Отрывок ▸
****************

Так иногда бывает: из двух взрывоопасных глупостей может внезапно родиться новая реальность.
Если бы известный мост в Петербурге назвали Ахматовским, как изящно предлагали выйти из положения представители петербургской интеллигенции… Если подобное сооружение имени Ахмата Кадырова появилось бы где-нибудь в Сибири, где будущий муфтий Чечни действительно работал на стройках в 1970-е… Если бы доску Карлу Густаву Эмилю Маннергейму установили не в Петербурге, а, например, во Владивостоке, с которым он тоже был связан по службе…
В таком случае эти события прошли бы практически незамеченными. Но нет, сделано то, что сделано.
Причем важно, что сделано именно в Петербурге, который не просто «колыбель трех революций», но еще и столица бывшей империи, величию которой так хочет подражать наша власть (тоже питерская) с одобрения большинства населения. В Петербурге-Ленинграде-Петрограде, своей судьбой нагляднее всего соединяющем три разорванных лоскута национальной истории, с которыми мы продолжаем жить без национальной идентичности, — имперский, советский и новейшую историю России.
Два представителя двух совершенно разных и пока практически никак не связанных между собой историй — досоветской и постсоветской — воскрешены из пепла исторического небытия (кто из нас, положа руку на сердце, вспоминал до последних событий имена Маннергейма и Ахмата Кадырова), чтобы зафиксировать окончательную смерть советской, или «красной», истории.
Мост Кадырова и доска Маннергейму в Петербурге — это стихийная попытка сшить белыми нитками все еще «красную» историю России. И заодно проекция будущего единого учебника истории, о необходимости которого в свое время говорил Путин.
Примерно так он и может выглядеть, этот учебник: памятная доска русскому офицеру и заодно «нацистскому предателю», а где-то не очень далеко, в том же городе, — мост человеку, чья семья была депортирована Сталиным в далекий Казахстан (Ахмат-Хаджи и родился в Караганде). Человеку, ставшему одной из ключевых фигур чеченского ислама еще в позднесоветские времена. Человеку, сначала воевавшему против русских, а потом договорившемуся с Кремлем.
Первая реакция на эти исторические жесты власти (тут принципиально важны они оба в одном месте, а не каждый по отдельности) оказалась вполне предсказуемой. Доску белому офицеру и «нацисту» (россияне продолжают жить преимущественно советскими представлениями об истории и после гибели СССР) тут же облили красной краской.
А какой же еще? Так «красные» снова отомстили «белым».

****************

Исходный листинг ▸

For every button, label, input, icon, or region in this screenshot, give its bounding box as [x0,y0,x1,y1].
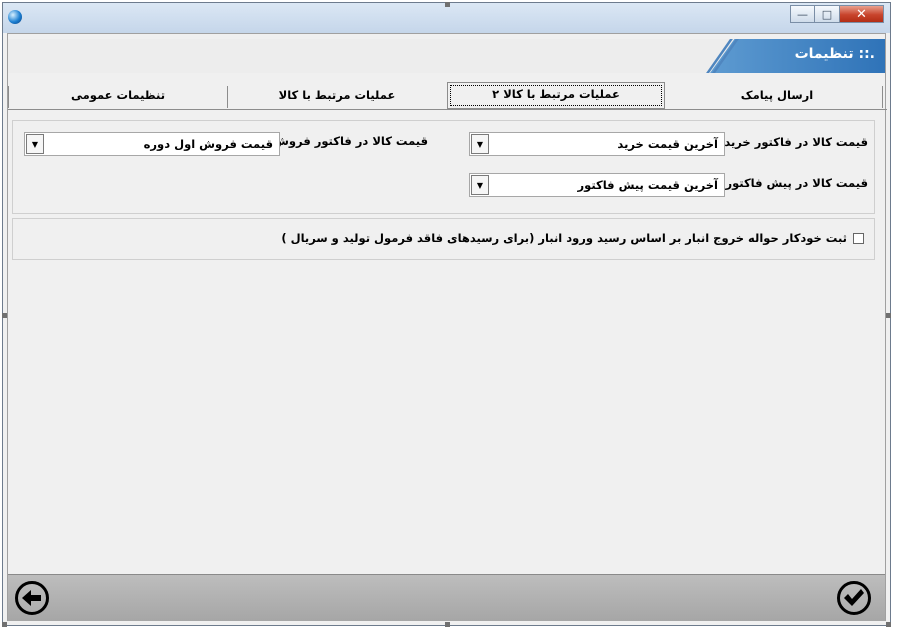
sales-price-label: قيمت كالا در فاكتور فروش : [264,134,428,148]
chevron-down-icon[interactable]: ▼ [471,134,489,154]
sales-price-select[interactable]: قيمت فروش اول دوره ▼ [24,132,280,156]
tab-general-settings[interactable]: تنظيمات عمومى [10,84,226,109]
maximize-button[interactable]: □ [815,5,840,23]
proforma-price-label: قيمت كالا در پيش فاكتور : [716,176,868,190]
resize-handle[interactable] [2,313,7,318]
proforma-price-select[interactable]: آخرين قيمت پيش فاكتور ▼ [469,173,725,197]
tab-divider [8,86,9,108]
back-button[interactable] [15,581,49,615]
purchase-price-label: قيمت كالا در فاكتور خريد : [715,135,868,149]
tab-divider [227,86,228,108]
auto-register-group: ثبت خودكار حواله خروج انبار بر اساس رسيد… [12,218,875,260]
window-controls: — □ ✕ [790,5,884,23]
tab-baseline [8,109,887,110]
bottom-action-bar [8,574,885,621]
resize-handle[interactable] [445,2,450,7]
confirm-check-icon [844,589,864,606]
resize-handle[interactable] [886,313,891,318]
tab-send-sms[interactable]: ارسال پیامک [668,84,886,109]
purchase-price-value: آخرين قيمت خريد [617,137,718,151]
resize-handle[interactable] [2,622,7,627]
form-header: .:: تنظيمات [8,39,885,73]
title-bar: — □ ✕ [3,3,890,33]
confirm-button[interactable] [837,581,871,615]
page-title: .:: تنظيمات [794,46,875,62]
close-button[interactable]: ✕ [840,5,884,23]
tab-goods-operations[interactable]: عمليات مرتبط با كالا [228,84,446,109]
tab-goods-operations-2[interactable]: عمليات مرتبط با كالا ٢ [447,82,665,109]
tab-strip: ارسال پیامک عمليات مرتبط با كالا ٢ عمليا… [8,80,887,110]
tab-divider [882,86,883,108]
chevron-down-icon[interactable]: ▼ [471,175,489,195]
sales-price-value: قيمت فروش اول دوره [143,137,273,151]
app-globe-icon [8,10,22,24]
auto-register-label: ثبت خودكار حواله خروج انبار بر اساس رسيد… [281,231,847,245]
proforma-price-value: آخرين قيمت پيش فاكتور [577,178,719,192]
back-arrow-icon [22,590,41,606]
auto-register-option[interactable]: ثبت خودكار حواله خروج انبار بر اساس رسيد… [281,231,864,245]
minimize-button[interactable]: — [790,5,815,23]
form-body: .:: تنظيمات ارسال پیامک عمليات مرتبط با … [7,33,887,621]
purchase-price-select[interactable]: آخرين قيمت خريد ▼ [469,132,725,156]
resize-handle[interactable] [445,622,450,627]
resize-handle[interactable] [886,622,891,627]
auto-register-checkbox[interactable] [853,232,864,244]
settings-window: — □ ✕ .:: تنظيمات ارسال پیامک عمليات مرت… [2,2,891,626]
price-settings-group: قيمت كالا در فاكتور خريد : آخرين قيمت خر… [12,120,875,214]
chevron-down-icon[interactable]: ▼ [26,134,44,154]
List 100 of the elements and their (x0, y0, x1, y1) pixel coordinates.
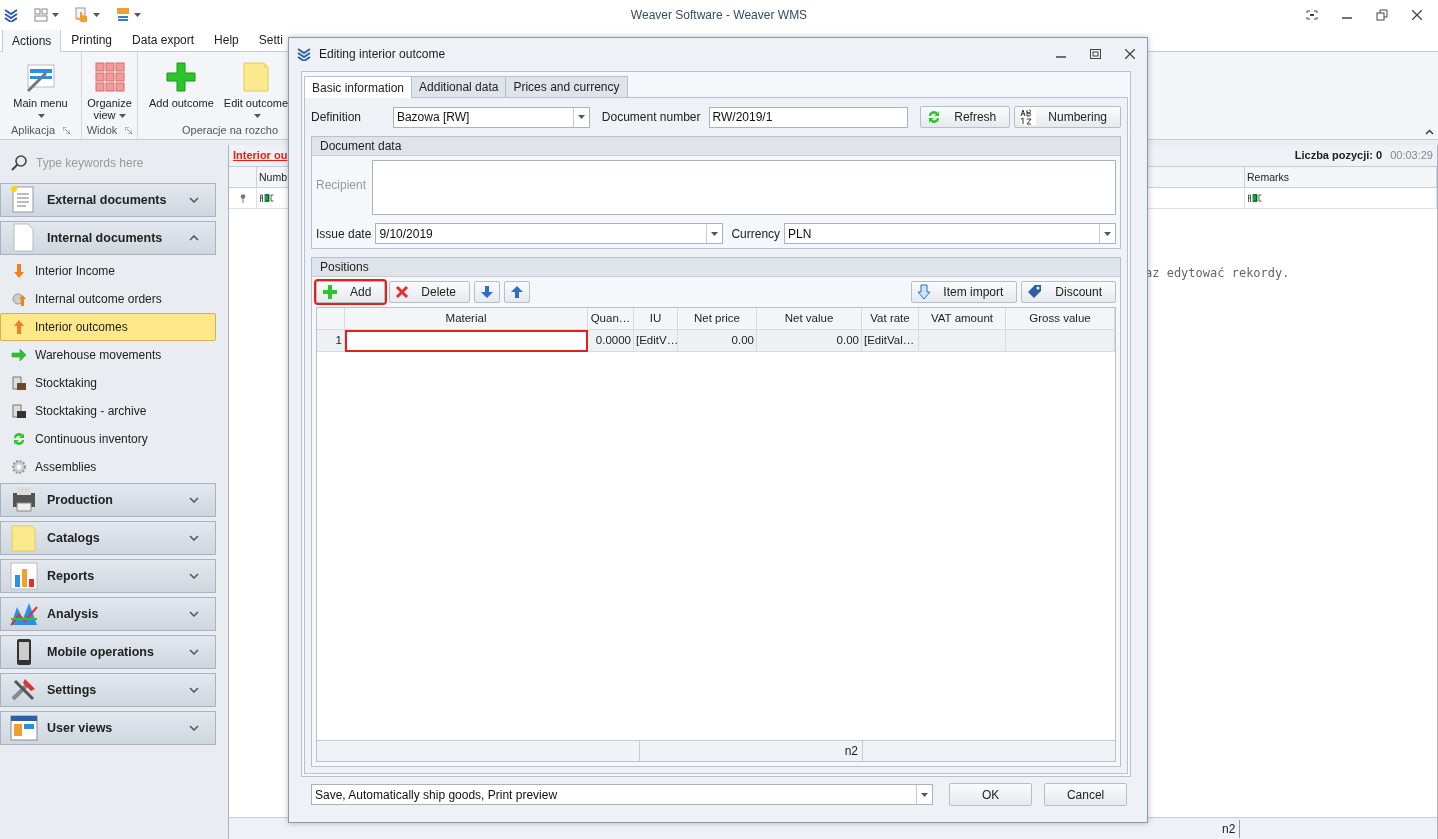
definition-dropdown[interactable]: Bazowa [RW] (392, 106, 590, 128)
restore-icon[interactable] (1376, 9, 1388, 21)
ribbon-button[interactable]: Edit outcome (220, 56, 292, 120)
column-header: Net value (757, 308, 862, 330)
ribbon-button[interactable]: Main menu (10, 56, 71, 120)
ribbon-tab[interactable]: Actions (2, 29, 62, 52)
nav-item[interactable]: Continuous inventory (0, 425, 216, 453)
table-cell: 0.00 (678, 330, 757, 352)
item-icon (11, 291, 27, 307)
nav-item[interactable]: Warehouse movements (0, 341, 216, 369)
section-header: Document data (312, 137, 1120, 156)
launcher-icon[interactable] (125, 127, 133, 134)
column-header: Gross value (1006, 308, 1115, 330)
nav-group[interactable]: Catalogs (0, 521, 216, 555)
launcher-icon[interactable] (63, 127, 70, 134)
restore-icon[interactable] (1090, 49, 1101, 59)
dialog-tab[interactable]: Prices and currency (505, 76, 628, 97)
column-header: Remarks (1245, 167, 1437, 188)
record-count: Liczba pozycji: 0 (1294, 148, 1383, 164)
text-filter-icon (260, 194, 274, 202)
arrow-down-icon (480, 285, 495, 299)
collapse-icon[interactable] (1425, 129, 1434, 135)
window-title: Weaver Software - Weaver WMS (630, 8, 808, 22)
layout-icon[interactable] (34, 8, 48, 22)
toolbar-button[interactable]: Add (316, 281, 386, 303)
field-label: Issue date (316, 225, 372, 243)
group-label: Widok (86, 123, 118, 139)
ribbon-button[interactable]: Add outcome (146, 56, 217, 110)
column-header: Material (345, 308, 588, 330)
ok-button[interactable]: OK (949, 783, 1033, 806)
caret-icon (93, 13, 100, 17)
numbering-icon (1020, 109, 1037, 125)
nav-group[interactable]: Settings (0, 673, 216, 707)
arrow-up-icon (510, 285, 525, 299)
dialog-tab[interactable]: Additional data (411, 76, 507, 97)
group-icon (9, 523, 39, 553)
nav-group[interactable]: Internal documents (0, 221, 216, 255)
table-cell: 0.00 (757, 330, 862, 352)
ribbon-tab[interactable]: Help (204, 29, 249, 51)
nav-group[interactable]: External documents (0, 183, 216, 217)
column-header: VAT amount (919, 308, 1006, 330)
item-icon (11, 347, 27, 363)
close-icon[interactable] (1412, 10, 1422, 20)
dropdown-icon (577, 115, 585, 119)
ribbon-tab[interactable]: Setti (248, 29, 293, 51)
nav-group[interactable]: Analysis (0, 597, 216, 631)
ribbon-tab[interactable]: Data export (122, 29, 205, 51)
column-header: Net price (678, 308, 757, 330)
item-icon (11, 375, 27, 391)
grid-icon (93, 61, 126, 93)
nav-item[interactable]: Interior Income (0, 257, 216, 285)
input-field[interactable]: RW/2019/1 (708, 106, 909, 128)
cancel-button[interactable]: Cancel (1044, 783, 1127, 806)
dropdown-icon (711, 231, 719, 236)
table-cell: [EditVal… (862, 330, 919, 352)
toolbar-button[interactable]: Refresh (920, 106, 1011, 128)
table-cell: [EditV… (634, 330, 678, 352)
ribbon-tab[interactable]: Printing (61, 29, 123, 51)
currency-dropdown[interactable]: PLN (784, 223, 1116, 244)
item-icon (11, 403, 27, 419)
dialog-tab[interactable]: Basic information (304, 76, 413, 98)
search-icon (10, 154, 28, 172)
move-button[interactable] (474, 281, 501, 303)
group-label: Operacje na rozcho (182, 123, 278, 139)
close-icon[interactable] (1125, 49, 1135, 59)
dialog-title: Editing interior outcome (319, 46, 446, 63)
toolbar-button[interactable]: Delete (389, 281, 471, 303)
column-header: Vat rate (862, 308, 919, 330)
fullscreen-icon[interactable] (1306, 10, 1318, 20)
nav-item[interactable]: Stocktaking (0, 369, 216, 397)
nav-group[interactable]: User views (0, 711, 216, 745)
toolbar-button[interactable]: Numbering (1014, 106, 1121, 128)
nav-item[interactable]: Interior outcomes (0, 313, 216, 341)
nav-group[interactable]: Production (0, 483, 216, 517)
dropdown-icon (921, 792, 929, 797)
save-mode-dropdown[interactable]: Save, Automatically ship goods, Print preview (311, 784, 934, 805)
toolbar-button[interactable]: Discount (1021, 281, 1116, 303)
section-header: Positions (312, 258, 1120, 277)
spellcheck-icon[interactable] (116, 8, 130, 22)
nav-item[interactable]: Assemblies (0, 453, 216, 481)
field-label: Document number (601, 109, 701, 126)
nav-item[interactable]: Internal outcome orders (0, 285, 216, 313)
nav-group[interactable]: Mobile operations (0, 635, 216, 669)
caret-icon (134, 13, 141, 17)
column-header: Quan… (588, 308, 634, 330)
column-header: IU (634, 308, 678, 330)
ribbon-button[interactable]: Organize view (82, 56, 137, 122)
material-field[interactable] (345, 330, 588, 352)
table-cell: 0.0000 (588, 330, 634, 352)
move-button[interactable] (504, 281, 531, 303)
nav-group[interactable]: Reports (0, 559, 216, 593)
pencil-icon (24, 61, 57, 93)
nav-item[interactable]: Stocktaking - archive (0, 397, 216, 425)
field-label: Currency (731, 225, 781, 243)
item-icon (11, 319, 27, 335)
toolbar-button[interactable]: Item import (911, 281, 1018, 303)
date-field[interactable]: 9/10/2019 (375, 223, 724, 244)
recipient-field[interactable] (372, 160, 1116, 215)
summary-cell: n2 (640, 741, 863, 761)
caret-icon (52, 13, 59, 17)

****************

Задания ▸
(a) Назовите три разорванных лоскута национальной истории, которые перечислены в тексте о мосте Кадырова и доске Маннергейму.
(b) Где родился Ахмат-Хаджи, согласно тексту о мосте Кадырова и доске Маннергейму?
(c) Продолжите текст о мосте Кадырова и доске Маннергейму, начав сразу после его последней фразы.

Ответы к заданиям ▸
(a) Имперская история, советская история и новейшая история России.

(b) В Караганде.

(c)
На мосту Ахмата Кадырова (не говоря уже о соцсетях) тут же появилась его известная цитата с призывом убивать русских. А рядом с мостом — граффити с изображением полковника Буданова. Потом граффити залили черной краской. Так что исторические споры теперь ведутся непосредственно на свежем воздухе.
Россия обожает совершать время от времени шумное историческое харакири. Сейчас мы вновь оказались в парадоксальной ситуации: страна вроде бы живет исключительно в прошлом и прошлым, но у нее опять нет истории. После Октябрьского переворота 1917 года была фактически отменена история Российской Империи. После событий марта — декабря 1991 года признана недействительной история СССР. При этом каждый такой исторический разрыв является бомбой под национальную идентичность — существование страны как бы начинается с чистого листа.
Конечно, государству с тысячелетней историей невозможно смириться с тем, что ему «опять 25». Но и сшить это разорванное в клочья историческое одеяло крайне сложно. Слишком велики дыры. Слишком сильно кровоточат старые раны. Слишком прочно сидит в головах идеологизированный конструкт бывшей «единственно правильной истории».
Мы оказались зажаты между тремя историями — и попали в новое безвременье.
Неслучайно у нас до сих пор нет даже академической истории Великой Отечественной войны, главного события, от которого ведут свой политический дискурс нынешние российские власти. Написать ее действительно очень трудно. Ибо тогда неизбежно придется писать историю всей Второй мировой, в которую Сталин и Гитлер поначалу вступали союзниками.
«Приходится признать: фашизм в мире до конца не побежден. Его идеи имеют своих сторонников, в том числе в некоторых бывших республиках СССР, — написала на днях в своем блоге на сайте Совета Федерации спикер палаты Валентина Матвиенко. — Тем омерзительнее сегодня выглядят попытки поставить на одну доску нацистскую Германию, которая развязала войну, и Советский Союз, ставший жертвой агрессии». Проблема в том, что нет никакой «одной доски». Есть факты. Прежде чем стать жертвой агрессии, сталинский СССР сам усердно делил с гитлеровской Германией сферы влияния в Европе. Что никоим образом не умаляет подвига советских людей и победы над гитлеровской Германией. Просто историческая правда всегда сложнее любой идеологической выжимки из прошлого, выгодной данной конкретной власти.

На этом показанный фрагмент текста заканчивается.